_Short exercise_:
Extract the full set of records, then give each one again exactly.

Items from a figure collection
□ □ □ □ □
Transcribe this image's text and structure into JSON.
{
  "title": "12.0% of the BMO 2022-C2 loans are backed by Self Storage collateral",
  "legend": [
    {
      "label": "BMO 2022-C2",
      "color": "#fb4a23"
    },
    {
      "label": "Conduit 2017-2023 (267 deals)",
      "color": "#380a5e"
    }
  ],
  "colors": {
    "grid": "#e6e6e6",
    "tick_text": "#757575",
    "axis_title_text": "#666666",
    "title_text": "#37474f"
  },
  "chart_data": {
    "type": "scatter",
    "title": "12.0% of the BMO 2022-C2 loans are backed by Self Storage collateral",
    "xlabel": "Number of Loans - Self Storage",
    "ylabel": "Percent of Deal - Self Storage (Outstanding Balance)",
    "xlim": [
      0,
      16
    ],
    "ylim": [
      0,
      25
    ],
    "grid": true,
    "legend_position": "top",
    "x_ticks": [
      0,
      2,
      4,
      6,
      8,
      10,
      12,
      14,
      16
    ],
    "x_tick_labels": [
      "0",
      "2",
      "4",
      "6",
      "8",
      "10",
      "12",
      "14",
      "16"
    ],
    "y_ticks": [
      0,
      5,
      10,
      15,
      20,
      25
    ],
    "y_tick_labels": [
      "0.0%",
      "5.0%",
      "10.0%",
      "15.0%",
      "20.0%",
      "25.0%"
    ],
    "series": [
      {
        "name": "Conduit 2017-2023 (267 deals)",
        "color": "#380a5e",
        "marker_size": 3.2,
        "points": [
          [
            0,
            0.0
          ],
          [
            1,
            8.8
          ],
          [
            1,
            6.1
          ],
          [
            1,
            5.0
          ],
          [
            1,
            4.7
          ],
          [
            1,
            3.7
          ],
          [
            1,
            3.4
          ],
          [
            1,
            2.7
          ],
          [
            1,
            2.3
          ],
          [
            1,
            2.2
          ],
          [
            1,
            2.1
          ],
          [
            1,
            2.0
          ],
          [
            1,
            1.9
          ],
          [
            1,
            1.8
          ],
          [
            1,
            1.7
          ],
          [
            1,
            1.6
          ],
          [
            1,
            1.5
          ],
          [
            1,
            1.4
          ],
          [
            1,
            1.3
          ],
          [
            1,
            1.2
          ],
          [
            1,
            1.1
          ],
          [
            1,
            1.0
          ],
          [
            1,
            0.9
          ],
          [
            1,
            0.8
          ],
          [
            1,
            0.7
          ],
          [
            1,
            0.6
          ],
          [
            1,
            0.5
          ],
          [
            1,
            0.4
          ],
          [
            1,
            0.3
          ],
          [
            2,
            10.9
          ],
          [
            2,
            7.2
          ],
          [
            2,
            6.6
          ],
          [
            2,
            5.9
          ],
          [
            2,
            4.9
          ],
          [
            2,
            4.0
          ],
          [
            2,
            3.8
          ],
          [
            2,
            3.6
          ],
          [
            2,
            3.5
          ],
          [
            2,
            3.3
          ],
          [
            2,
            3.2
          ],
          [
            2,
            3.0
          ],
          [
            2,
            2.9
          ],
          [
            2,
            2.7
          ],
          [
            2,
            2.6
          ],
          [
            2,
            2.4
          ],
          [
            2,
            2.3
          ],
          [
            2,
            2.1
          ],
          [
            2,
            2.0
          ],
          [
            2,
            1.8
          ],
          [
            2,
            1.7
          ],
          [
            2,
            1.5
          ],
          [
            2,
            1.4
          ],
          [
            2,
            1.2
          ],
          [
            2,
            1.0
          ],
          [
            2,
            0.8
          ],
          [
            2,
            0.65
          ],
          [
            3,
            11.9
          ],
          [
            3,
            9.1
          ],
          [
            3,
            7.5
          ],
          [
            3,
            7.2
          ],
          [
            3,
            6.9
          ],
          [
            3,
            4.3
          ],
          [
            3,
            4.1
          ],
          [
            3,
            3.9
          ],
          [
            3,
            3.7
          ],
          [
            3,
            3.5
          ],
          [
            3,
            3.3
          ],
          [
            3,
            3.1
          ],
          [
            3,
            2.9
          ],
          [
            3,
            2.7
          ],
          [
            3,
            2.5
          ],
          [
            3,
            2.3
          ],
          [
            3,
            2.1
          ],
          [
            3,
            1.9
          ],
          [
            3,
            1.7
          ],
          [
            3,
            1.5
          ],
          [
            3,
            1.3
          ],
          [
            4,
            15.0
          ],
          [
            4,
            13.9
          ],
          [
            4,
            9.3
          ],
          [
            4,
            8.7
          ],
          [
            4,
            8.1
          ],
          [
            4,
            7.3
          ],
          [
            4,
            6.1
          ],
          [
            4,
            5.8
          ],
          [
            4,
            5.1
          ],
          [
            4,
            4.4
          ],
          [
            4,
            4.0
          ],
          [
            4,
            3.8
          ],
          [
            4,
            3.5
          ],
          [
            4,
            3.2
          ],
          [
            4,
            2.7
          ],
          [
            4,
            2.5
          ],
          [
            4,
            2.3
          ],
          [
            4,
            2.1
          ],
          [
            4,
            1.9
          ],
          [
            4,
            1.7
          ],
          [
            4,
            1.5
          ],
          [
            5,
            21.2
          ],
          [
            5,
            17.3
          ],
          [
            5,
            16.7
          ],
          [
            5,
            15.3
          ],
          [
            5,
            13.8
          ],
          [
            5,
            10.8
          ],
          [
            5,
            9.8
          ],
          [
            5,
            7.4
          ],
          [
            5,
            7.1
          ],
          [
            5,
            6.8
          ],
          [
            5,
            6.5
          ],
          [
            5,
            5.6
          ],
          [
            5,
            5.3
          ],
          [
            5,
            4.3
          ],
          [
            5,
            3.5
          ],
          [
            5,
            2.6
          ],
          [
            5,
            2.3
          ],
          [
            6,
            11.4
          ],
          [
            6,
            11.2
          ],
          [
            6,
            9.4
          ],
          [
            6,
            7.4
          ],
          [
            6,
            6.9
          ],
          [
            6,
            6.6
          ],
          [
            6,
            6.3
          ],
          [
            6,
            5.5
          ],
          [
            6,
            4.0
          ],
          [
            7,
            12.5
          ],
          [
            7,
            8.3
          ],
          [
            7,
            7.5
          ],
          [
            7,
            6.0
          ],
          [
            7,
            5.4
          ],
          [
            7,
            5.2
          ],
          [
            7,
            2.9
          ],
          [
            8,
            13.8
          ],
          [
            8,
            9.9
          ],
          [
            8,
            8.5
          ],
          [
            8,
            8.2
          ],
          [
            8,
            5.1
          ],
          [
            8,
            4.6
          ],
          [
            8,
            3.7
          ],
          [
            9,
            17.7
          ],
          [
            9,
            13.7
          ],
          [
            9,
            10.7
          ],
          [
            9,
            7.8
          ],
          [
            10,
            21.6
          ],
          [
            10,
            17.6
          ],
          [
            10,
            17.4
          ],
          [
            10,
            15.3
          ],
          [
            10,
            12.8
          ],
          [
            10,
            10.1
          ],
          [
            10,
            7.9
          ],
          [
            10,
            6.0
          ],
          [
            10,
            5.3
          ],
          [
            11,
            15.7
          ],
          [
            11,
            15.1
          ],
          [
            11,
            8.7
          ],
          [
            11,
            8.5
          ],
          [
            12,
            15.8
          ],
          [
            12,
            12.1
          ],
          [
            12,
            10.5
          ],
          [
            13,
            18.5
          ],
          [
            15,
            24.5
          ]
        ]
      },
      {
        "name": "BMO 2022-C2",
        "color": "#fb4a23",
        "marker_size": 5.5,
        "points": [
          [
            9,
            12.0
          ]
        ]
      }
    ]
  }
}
□ □ □ □ □
_Correct answer_:
Transcribe this image's text and structure into JSON.
{
  "title": "12.0% of the BMO 2022-C2 loans are backed by Self Storage collateral",
  "legend": [
    {
      "label": "BMO 2022-C2",
      "color": "#fb4a23"
    },
    {
      "label": "Conduit 2017-2023 (267 deals)",
      "color": "#380a5e"
    }
  ],
  "colors": {
    "grid": "#e6e6e6",
    "tick_text": "#757575",
    "axis_title_text": "#666666",
    "title_text": "#37474f"
  },
  "chart_data": {
    "type": "scatter",
    "title": "12.0% of the BMO 2022-C2 loans are backed by Self Storage collateral",
    "xlabel": "Number of Loans - Self Storage",
    "ylabel": "Percent of Deal - Self Storage (Outstanding Balance)",
    "xlim": [
      0,
      16
    ],
    "ylim": [
      0,
      25
    ],
    "grid": true,
    "legend_position": "top",
    "x_ticks": [
      0,
      2,
      4,
      6,
      8,
      10,
      12,
      14,
      16
    ],
    "x_tick_labels": [
      "0",
      "2",
      "4",
      "6",
      "8",
      "10",
      "12",
      "14",
      "16"
    ],
    "y_ticks": [
      0,
      5,
      10,
      15,
      20,
      25
    ],
    "y_tick_labels": [
      "0.0%",
      "5.0%",
      "10.0%",
      "15.0%",
      "20.0%",
      "25.0%"
    ],
    "series": [
      {
        "name": "Conduit 2017-2023 (267 deals)",
        "color": "#380a5e",
        "marker_size": 3.2,
        "points": [
          [
            0,
            0.0
          ],
          [
            1,
            8.8
          ],
          [
            1,
            6.1
          ],
          [
            1,
            5.0
          ],
          [
            1,
            4.7
          ],
          [
            1,
            3.7
          ],
          [
            1,
            3.4
          ],
          [
            1,
            2.7
          ],
          [
            1,
            2.3
          ],
          [
            1,
            2.2
          ],
          [
            1,
            2.1
          ],
          [
            1,
            2.0
          ],
          [
            1,
            1.9
          ],
          [
            1,
            1.8
          ],
          [
            1,
            1.7
          ],
          [
            1,
            1.6
          ],
          [
            1,
            1.5
          ],
          [
            1,
            1.4
          ],
          [
            1,
            1.3
          ],
          [
            1,
            1.2
          ],
          [
            1,
            1.1
          ],
          [
            1,
            1.0
          ],
          [
            1,
            0.9
          ],
          [
            1,
            0.8
          ],
          [
            1,
            0.7
          ],
          [
            1,
            0.6
          ],
          [
            1,
            0.5
          ],
          [
            1,
            0.4
          ],
          [
            1,
            0.3
          ],
          [
            2,
            10.9
          ],
          [
            2,
            7.2
          ],
          [
            2,
            6.6
          ],
          [
            2,
            5.9
          ],
          [
            2,
            4.9
          ],
          [
            2,
            4.0
          ],
          [
            2,
            3.8
          ],
          [
            2,
            3.6
          ],
          [
            2,
            3.5
          ],
          [
            2,
            3.3
          ],
          [
            2,
            3.2
          ],
          [
            2,
            3.0
          ],
          [
            2,
            2.9
          ],
          [
            2,
            2.7
          ],
          [
            2,
            2.6
          ],
          [
            2,
            2.4
          ],
          [
            2,
            2.3
          ],
          [
            2,
            2.1
          ],
          [
            2,
            2.0
          ],
          [
            2,
            1.8
          ],
          [
            2,
            1.7
          ],
          [
            2,
            1.5
          ],
          [
            2,
            1.4
          ],
          [
            2,
            1.2
          ],
          [
            2,
            1.0
          ],
          [
            2,
            0.8
          ],
          [
            2,
            0.65
          ],
          [
            3,
            11.9
          ],
          [
            3,
            9.1
          ],
          [
            3,
            7.5
          ],
          [
            3,
            7.2
          ],
          [
            3,
            6.9
          ],
          [
            3,
            4.3
          ],
          [
            3,
            4.1
          ],
          [
            3,
            3.9
          ],
          [
            3,
            3.7
          ],
          [
            3,
            3.5
          ],
          [
            3,
            3.3
          ],
          [
            3,
            3.1
          ],
          [
            3,
            2.9
          ],
          [
            3,
            2.7
          ],
          [
            3,
            2.5
          ],
          [
            3,
            2.3
          ],
          [
            3,
            2.1
          ],
          [
            3,
            1.9
          ],
          [
            3,
            1.7
          ],
          [
            3,
            1.5
          ],
          [
            3,
            1.3
          ],
          [
            4,
            15.0
          ],
          [
            4,
            13.9
          ],
          [
            4,
            9.3
          ],
          [
            4,
            8.7
          ],
          [
            4,
            8.1
          ],
          [
            4,
            7.3
          ],
          [
            4,
            6.1
          ],
          [
            4,
            5.8
          ],
          [
            4,
            5.1
          ],
          [
            4,
            4.4
          ],
          [
            4,
            4.0
          ],
          [
            4,
            3.8
          ],
          [
            4,
            3.5
          ],
          [
            4,
            3.2
          ],
          [
            4,
            2.7
          ],
          [
            4,
            2.5
          ],
          [
            4,
            2.3
          ],
          [
            4,
            2.1
          ],
          [
            4,
            1.9
          ],
          [
            4,
            1.7
          ],
          [
            4,
            1.5
          ],
          [
            5,
            21.2
          ],
          [
            5,
            17.3
          ],
          [
            5,
            16.7
          ],
          [
            5,
            15.3
          ],
          [
            5,
            13.8
          ],
          [
            5,
            10.8
          ],
          [
            5,
            9.8
          ],
          [
            5,
            7.4
          ],
          [
            5,
            7.1
          ],
          [
            5,
            6.8
          ],
          [
            5,
            6.5
          ],
          [
            5,
            5.6
          ],
          [
            5,
            5.3
          ],
          [
            5,
            4.3
          ],
          [
            5,
            3.5
          ],
          [
            5,
            2.6
          ],
          [
            5,
            2.3
          ],
          [
            6,
            11.4
          ],
          [
            6,
            11.2
          ],
          [
            6,
            9.4
          ],
          [
            6,
            7.4
          ],
          [
            6,
            6.9
          ],
          [
            6,
            6.6
          ],
          [
            6,
            6.3
          ],
          [
            6,
            5.5
          ],
          [
            6,
            4.0
          ],
          [
            7,
            12.5
          ],
          [
            7,
            8.3
          ],
          [
            7,
            7.5
          ],
          [
            7,
            6.0
          ],
          [
            7,
            5.4
          ],
          [
            7,
            5.2
          ],
          [
            7,
            2.9
          ],
          [
            8,
            13.8
          ],
          [
            8,
            9.9
          ],
          [
            8,
            8.5
          ],
          [
            8,
            8.2
          ],
          [
            8,
            5.1
          ],
          [
            8,
            4.6
          ],
          [
            8,
            3.7
          ],
          [
            9,
            17.7
          ],
          [
            9,
            13.7
          ],
          [
            9,
            10.7
          ],
          [
            9,
            7.8
          ],
          [
            10,
            21.6
          ],
          [
            10,
            17.6
          ],
          [
            10,
            17.4
          ],
          [
            10,
            15.3
          ],
          [
            10,
            12.8
          ],
          [
            10,
            10.1
          ],
          [
            10,
            7.9
          ],
          [
            10,
            6.0
          ],
          [
            10,
            5.3
          ],
          [
            11,
            15.7
          ],
          [
            11,
            15.1
          ],
          [
            11,
            8.7
          ],
          [
            11,
            8.5
          ],
          [
            12,
            15.8
          ],
          [
            12,
            12.1
          ],
          [
            12,
            10.5
          ],
          [
            13,
            18.5
          ],
          [
            15,
            24.5
          ]
        ]
      },
      {
        "name": "BMO 2022-C2",
        "color": "#fb4a23",
        "marker_size": 5.5,
        "points": [
          [
            9,
            12.0
          ]
        ]
      }
    ]
  }
}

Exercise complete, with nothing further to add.